YOUR TASK
Extract each line where the string "population" shows up.

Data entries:
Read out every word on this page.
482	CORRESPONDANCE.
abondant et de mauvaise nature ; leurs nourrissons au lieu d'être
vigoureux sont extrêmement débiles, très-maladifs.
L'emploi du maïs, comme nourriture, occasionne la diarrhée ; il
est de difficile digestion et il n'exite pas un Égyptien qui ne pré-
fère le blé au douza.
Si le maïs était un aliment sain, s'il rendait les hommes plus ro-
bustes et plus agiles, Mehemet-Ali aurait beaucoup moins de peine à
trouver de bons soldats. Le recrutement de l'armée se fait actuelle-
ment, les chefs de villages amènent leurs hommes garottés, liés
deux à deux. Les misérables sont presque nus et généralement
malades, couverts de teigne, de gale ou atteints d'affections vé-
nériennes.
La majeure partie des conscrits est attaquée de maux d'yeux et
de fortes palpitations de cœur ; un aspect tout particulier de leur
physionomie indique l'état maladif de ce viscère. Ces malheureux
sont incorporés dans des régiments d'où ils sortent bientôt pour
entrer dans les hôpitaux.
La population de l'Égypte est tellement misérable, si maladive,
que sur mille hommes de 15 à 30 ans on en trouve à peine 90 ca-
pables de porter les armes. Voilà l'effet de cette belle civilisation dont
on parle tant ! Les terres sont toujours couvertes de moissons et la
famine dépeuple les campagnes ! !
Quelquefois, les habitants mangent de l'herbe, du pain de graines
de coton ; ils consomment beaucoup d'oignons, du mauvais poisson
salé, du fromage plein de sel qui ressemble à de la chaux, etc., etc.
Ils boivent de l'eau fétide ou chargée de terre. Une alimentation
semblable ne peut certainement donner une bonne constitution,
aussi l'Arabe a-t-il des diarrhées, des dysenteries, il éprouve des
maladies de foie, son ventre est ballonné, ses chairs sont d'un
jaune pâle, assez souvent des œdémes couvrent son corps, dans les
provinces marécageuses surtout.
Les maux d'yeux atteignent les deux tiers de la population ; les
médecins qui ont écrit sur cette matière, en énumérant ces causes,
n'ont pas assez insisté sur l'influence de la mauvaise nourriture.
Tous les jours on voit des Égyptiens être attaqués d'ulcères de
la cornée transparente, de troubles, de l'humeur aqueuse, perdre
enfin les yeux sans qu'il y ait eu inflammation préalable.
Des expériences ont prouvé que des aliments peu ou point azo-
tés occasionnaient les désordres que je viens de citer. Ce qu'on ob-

EXERCISE RESULT
La population de l'Égypte est tellement misérable, si maladive,
Les maux d'yeux atteignent les deux tiers de la population ; les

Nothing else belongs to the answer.